== AUSGEWÄHLTER AUSZUG
DMZ: Herr Professor de Zayas, in gleich mehreren Büchern widmen Sie sich den Verbrechen an Deutschen nach dem Ende des Zweiten Weltkrieges. In Deutschland wird in diesen Tagen kaum an die eigenen Opfer jener Tage nach der Kapitulation der Wehrmacht gedacht. Woran liegt das?

De Zayas: Zunächst möchte ich daran erinnern, daß ich Amerikaner spanisch-französischer Herkunft bin, und eben nicht mit Deutschland „verwandt oder verschwägert“. Von Belang ist auch die Tatsache, daß ich 22 Jahre lang im UNO-Menschenrechtszentrum tätig war und heute als Völkerrechtsprofessor Seminare über Menschenrechte halte. Im Bereich der Menschenrechte gelten unumstößlich die Grundsätze der Gleichheit und der Gleichbehandlung. Das bedeutet, alle Opfer von Menschenrechtsverletzungen besitzen die gleiche Menschenwürde. Ich beobachte gerade in Deutschland die menschenverachtende Neigung, bestimmte Opfer – nämlich die eigenen – einfach zu ignorieren. Die Ursachen hierfür können sein: Intellektuelle Unredlichkeit, Wertevergessenheit, Anpassungsdrang, geistige Kapitulation und auch eine gehörige Portion Verlogenheit.
Ich möchte in diesem Zusammenhang an den ersten UNO-Hochkommissar für Menschenrechte, José Ayala-Lasso, erinnern, der unermüdlich darauf hingewiesen hat, daß es keine politisch korrekten und politisch inkorrekten Opfer geben könne und geben dürfe. Alle Opfer haben einen Anspruch auf Anerkennung.

DMZ: Im Vorwort zu James Baques Buch Verschwiegene Schuld gehen Sie hart mit den Alliierten des Zweiten Weltkrieges und deren Menschenrechtsverbrechen ins Gericht. Sie erheben den Vorwurf, „das intellektuelle Establishment, die Universitäten und die Presse“ hätten es versäumt, sich „mit den Folgerungen aus diesen Ereignissen ernsthaft auseinanderzusetzen“. Wie weit sind wir heute mit der Aufarbeitung dieser Verbrechen tatsächlich?

De Zayas: Leider nicht sehr weit. Die geistige Lage in Deutschland im Jahre 2005 ist in dieser Beziehung sehr viel wissenschaftsfeindlicher als beispielsweise in den 1970er Jahren – damals war ich als Fulbright-Stipendiat in Deutschland. Ich habe verfolgt, wie man seitens der Wissenschaft und der Politik zunehmend den Deutschen ausschließlich die Rolle der Täter zugesteht. Die eigenen Opfer wurden, wenn sie überhaupt Erwähnung fanden, relativiert. Ich finde es traurig, die immerhin zwei Millionen deutschen Opfer der Vertreibung und die hunderttausende Opfer der Zwangsarbeit einfach zu ignorieren.

DMZ: Weshalb ist die Zwangsarbeit Ihrer Meinung nach in diesem Zusammenhang so wichtig?
====
SCHRIFTLICHER AUFTRAG >> Schreiben Sie aus dem Interview den Abschnitt wortgetreu ab, der bei „De Zayas: Leider“ beginnt und bei „Zwangsarbeit einfach zu ignorieren.“ endet.
== DATENAUFLISTUNG
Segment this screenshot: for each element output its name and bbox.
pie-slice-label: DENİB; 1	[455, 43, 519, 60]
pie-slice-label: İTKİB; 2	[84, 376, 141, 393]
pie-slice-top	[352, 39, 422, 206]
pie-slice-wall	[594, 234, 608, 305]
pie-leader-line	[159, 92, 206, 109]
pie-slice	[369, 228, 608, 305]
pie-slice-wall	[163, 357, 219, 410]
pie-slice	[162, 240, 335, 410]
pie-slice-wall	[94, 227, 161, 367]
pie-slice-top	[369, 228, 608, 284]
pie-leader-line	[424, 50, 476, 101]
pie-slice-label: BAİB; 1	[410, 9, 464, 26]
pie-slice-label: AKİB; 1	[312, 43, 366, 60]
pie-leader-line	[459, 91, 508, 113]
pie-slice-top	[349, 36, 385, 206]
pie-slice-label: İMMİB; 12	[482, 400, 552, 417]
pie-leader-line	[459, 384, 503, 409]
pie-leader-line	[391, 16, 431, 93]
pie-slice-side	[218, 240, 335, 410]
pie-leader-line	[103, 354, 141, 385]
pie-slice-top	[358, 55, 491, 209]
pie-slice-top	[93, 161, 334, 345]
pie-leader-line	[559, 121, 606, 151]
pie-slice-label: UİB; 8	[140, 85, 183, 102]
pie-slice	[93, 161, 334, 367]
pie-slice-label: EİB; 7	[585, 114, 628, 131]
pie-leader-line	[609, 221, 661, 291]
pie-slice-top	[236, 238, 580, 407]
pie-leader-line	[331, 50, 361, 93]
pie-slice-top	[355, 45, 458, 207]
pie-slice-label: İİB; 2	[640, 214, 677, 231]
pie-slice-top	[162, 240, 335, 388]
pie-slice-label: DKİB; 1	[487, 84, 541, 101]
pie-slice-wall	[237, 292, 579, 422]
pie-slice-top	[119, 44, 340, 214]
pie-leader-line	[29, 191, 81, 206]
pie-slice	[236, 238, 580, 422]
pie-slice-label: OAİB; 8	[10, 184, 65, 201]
====
ANTWORT >>
De Zayas: Leider nicht sehr weit. Die geistige Lage in Deutschland im Jahre 2005 ist in dieser Beziehung sehr viel wissenschaftsfeindlicher als beispielsweise in den 1970er Jahren – damals war ich als Fulbright-Stipendiat in Deutschland. Ich habe verfolgt, wie man seitens der Wissenschaft und der Politik zunehmend den Deutschen ausschließlich die Rolle der Täter zugesteht. Die eigenen Opfer wurden, wenn sie überhaupt Erwähnung fanden, relativiert. Ich finde es traurig, die immerhin zwei Millionen deutschen Opfer der Vertreibung und die hunderttausende Opfer der Zwangsarbeit einfach zu ignorieren.